Enunciado da tarefa ::
Troque "Nova York" por "Manhattan" no trecho sobre a fala de Fernando Henrique Cardoso, reescrevendo-o começando em "Partidos perderam credibilidade" e indo até "discussão sobre violência.".

Trecho para leitura ::

################

Partidos perderam credibilidade

“Os partidos políticos perderam a sua credibilidade. Eu pertenço a um partido e vou tentar fazer que ele avance, mas sei das dificuldades”, afirmou Fernando Henrique Cardoso, diante de um auditório lotado na Universidade Columbia, em Nova York.
Mesmo evitando mencionar qualquer pré-candidato, sua fala sobre a atual situação política do Brasil serviu de comentário sobre a corrida ao Planalto do ano que vem, momento que ele acredita será marcado menos por discussões sobre o avanço do conservadorismo e mais pela discussão sobre violência.
“O crime está causando muitos estragos no Brasil. E qualquer candidato que fale em crime menos como questão social e mais como um assunto real acaba abrindo um espaço mais à direita”, disse nesta terça-feira (14), esclarecendo que se identifica com um “centrismo à esquerda” no espectro político.
“Precisamos de um líder capaz de organizar a situação e nos dar a sensação de que estamos juntos, alguém capaz de expressar emoções, não ideias”, disse FHC. “O próximo líder que surgir terá de ser alguém que nos faça mover adiante, alguém capaz de confrontar realidades.”
Entre os possíveis novos líderes, o ex-presidente comentou “muitos prefeitos muito bons de partidos diferentes” que estão na disputa, sem dar nome a ninguém.
Também comentou a ascensão da direita evangélica. “Considerando a desorganização de outras instituições, essas instituições estão organizadas, já elegeram pessoas e terão uma voz” na eleição.
Em resposta a uma pergunta de um estudante sobre o pré-candidato à Presidência pelo PSC, Jair Bolsonaro, FHC disse que a “mídia dá mais espaço para os que são bizarros”, mas que “precisamos de alguém que não seja bizarro, que fale com as pessoas”.

################

Excertos de dados ::
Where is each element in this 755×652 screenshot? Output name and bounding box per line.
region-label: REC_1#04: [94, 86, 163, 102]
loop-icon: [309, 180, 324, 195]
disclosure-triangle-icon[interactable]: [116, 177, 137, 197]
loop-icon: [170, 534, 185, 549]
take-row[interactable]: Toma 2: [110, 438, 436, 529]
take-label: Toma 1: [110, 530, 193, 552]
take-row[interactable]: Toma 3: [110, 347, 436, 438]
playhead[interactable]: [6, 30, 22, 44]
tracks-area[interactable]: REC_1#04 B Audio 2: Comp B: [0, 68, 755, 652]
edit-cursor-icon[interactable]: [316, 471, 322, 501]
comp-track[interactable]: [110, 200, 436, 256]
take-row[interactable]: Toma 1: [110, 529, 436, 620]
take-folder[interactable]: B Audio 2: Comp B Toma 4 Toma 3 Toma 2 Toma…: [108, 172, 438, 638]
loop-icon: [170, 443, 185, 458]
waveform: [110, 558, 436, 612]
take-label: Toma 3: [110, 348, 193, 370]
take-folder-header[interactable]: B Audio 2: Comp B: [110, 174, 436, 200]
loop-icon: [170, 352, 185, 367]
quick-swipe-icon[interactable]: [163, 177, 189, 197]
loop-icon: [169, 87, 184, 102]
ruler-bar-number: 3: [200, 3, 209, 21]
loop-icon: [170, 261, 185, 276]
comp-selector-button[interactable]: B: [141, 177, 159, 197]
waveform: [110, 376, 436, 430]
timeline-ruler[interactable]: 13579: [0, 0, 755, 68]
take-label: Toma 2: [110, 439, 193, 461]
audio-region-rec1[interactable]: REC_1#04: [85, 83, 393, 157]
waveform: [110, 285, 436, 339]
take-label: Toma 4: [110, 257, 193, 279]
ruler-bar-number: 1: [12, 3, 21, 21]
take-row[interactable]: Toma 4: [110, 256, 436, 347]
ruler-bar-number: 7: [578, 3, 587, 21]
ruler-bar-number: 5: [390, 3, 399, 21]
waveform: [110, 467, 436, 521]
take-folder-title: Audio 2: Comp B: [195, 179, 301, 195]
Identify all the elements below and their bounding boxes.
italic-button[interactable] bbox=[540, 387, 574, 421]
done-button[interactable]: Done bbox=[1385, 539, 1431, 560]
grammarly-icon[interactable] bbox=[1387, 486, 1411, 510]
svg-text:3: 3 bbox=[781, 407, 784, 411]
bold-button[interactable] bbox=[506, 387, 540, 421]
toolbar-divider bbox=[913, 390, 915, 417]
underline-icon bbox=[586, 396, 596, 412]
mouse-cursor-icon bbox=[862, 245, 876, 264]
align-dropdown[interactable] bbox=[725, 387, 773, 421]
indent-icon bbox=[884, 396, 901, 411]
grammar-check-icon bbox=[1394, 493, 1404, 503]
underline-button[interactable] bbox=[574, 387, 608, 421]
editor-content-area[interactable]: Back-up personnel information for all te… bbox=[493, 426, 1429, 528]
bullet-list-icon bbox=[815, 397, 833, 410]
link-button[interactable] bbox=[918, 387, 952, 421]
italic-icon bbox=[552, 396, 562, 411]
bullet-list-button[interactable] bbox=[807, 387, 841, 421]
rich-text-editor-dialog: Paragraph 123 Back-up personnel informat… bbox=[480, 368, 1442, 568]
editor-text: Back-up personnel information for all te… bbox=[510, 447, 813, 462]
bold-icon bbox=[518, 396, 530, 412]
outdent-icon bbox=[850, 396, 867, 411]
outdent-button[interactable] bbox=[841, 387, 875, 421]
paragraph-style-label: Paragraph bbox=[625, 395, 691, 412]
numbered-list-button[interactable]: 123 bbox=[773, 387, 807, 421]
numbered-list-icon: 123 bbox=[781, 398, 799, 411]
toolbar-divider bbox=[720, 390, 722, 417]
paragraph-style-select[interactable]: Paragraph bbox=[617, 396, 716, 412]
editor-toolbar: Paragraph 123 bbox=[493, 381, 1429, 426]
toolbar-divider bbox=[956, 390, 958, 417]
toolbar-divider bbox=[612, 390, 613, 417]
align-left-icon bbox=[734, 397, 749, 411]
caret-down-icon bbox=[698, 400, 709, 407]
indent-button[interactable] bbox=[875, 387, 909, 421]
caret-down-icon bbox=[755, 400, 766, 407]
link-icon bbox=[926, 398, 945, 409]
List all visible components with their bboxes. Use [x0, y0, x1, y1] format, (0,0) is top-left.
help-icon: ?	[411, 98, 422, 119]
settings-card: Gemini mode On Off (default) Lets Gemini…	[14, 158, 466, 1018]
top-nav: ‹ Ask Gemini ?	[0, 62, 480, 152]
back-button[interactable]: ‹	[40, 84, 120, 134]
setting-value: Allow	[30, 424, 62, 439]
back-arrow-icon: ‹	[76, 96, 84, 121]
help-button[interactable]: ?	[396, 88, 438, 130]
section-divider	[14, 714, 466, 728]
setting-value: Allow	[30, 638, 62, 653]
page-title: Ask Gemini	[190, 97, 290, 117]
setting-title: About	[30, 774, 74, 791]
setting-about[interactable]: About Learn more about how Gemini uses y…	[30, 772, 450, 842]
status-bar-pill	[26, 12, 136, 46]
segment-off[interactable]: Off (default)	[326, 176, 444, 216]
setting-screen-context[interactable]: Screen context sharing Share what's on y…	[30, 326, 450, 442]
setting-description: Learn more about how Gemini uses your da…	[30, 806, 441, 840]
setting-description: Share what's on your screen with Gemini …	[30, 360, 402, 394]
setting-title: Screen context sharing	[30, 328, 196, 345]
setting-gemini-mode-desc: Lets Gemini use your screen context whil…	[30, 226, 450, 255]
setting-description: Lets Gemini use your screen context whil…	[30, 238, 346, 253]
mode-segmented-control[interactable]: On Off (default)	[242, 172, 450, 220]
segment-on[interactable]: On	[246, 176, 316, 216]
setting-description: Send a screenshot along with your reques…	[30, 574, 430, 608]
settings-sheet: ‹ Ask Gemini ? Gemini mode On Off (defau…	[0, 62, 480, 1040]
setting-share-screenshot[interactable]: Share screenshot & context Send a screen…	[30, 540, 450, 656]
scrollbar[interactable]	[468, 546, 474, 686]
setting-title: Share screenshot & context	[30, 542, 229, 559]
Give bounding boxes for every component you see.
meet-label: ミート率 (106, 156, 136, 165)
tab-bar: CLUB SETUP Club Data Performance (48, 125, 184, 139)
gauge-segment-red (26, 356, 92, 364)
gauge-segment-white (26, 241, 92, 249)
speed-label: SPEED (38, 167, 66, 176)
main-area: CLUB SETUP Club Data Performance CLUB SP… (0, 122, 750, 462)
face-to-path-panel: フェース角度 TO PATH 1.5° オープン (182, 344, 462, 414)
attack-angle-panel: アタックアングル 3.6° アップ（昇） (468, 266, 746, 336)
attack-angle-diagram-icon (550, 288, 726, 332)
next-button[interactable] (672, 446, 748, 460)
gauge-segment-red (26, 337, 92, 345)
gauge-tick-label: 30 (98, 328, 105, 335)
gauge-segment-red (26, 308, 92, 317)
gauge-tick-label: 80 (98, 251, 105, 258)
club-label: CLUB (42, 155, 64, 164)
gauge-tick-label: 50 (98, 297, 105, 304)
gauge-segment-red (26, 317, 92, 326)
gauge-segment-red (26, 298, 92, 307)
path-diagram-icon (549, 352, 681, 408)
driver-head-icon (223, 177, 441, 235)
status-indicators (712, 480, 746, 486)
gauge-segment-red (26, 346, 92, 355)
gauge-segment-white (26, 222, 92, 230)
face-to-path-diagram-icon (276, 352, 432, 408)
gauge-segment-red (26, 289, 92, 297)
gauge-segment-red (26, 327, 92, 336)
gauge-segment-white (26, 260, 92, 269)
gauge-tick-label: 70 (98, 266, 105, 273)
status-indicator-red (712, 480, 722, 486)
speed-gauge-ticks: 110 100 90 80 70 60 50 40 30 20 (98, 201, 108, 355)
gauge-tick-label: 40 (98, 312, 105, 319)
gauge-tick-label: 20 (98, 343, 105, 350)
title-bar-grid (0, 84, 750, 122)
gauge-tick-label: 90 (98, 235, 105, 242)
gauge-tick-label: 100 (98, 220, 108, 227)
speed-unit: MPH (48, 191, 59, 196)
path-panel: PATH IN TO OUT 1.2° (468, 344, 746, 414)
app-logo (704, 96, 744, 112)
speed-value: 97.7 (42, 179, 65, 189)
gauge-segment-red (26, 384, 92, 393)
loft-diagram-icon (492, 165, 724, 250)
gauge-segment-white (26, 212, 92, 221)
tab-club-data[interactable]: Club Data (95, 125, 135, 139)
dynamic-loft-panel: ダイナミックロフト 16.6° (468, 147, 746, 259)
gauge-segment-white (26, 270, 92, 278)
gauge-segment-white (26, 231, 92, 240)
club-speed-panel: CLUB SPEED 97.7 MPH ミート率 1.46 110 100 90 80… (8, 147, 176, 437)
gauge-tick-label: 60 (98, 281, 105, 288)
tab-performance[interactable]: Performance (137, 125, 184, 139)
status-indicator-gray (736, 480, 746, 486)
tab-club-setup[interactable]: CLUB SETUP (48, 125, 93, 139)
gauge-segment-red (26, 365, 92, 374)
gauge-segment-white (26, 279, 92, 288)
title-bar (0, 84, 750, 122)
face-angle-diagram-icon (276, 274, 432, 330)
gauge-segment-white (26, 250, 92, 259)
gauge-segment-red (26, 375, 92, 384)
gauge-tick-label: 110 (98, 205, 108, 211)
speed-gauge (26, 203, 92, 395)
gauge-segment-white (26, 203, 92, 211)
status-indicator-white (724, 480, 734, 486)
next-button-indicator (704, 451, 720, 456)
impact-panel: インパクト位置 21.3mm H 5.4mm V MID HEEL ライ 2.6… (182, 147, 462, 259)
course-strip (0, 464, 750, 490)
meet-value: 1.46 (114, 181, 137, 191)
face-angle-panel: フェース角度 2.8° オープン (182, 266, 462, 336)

################

Resposta do exercício ::
Partidos perderam credibilidade

“Os partidos políticos perderam a sua credibilidade. Eu pertenço a um partido e vou tentar fazer que ele avance, mas sei das dificuldades”, afirmou Fernando Henrique Cardoso, diante de um auditório lotado na Universidade Columbia, em Manhattan.
Mesmo evitando mencionar qualquer pré-candidato, sua fala sobre a atual situação política do Brasil serviu de comentário sobre a corrida ao Planalto do ano que vem, momento que ele acredita será marcado menos por discussões sobre o avanço do conservadorismo e mais pela discussão sobre violência.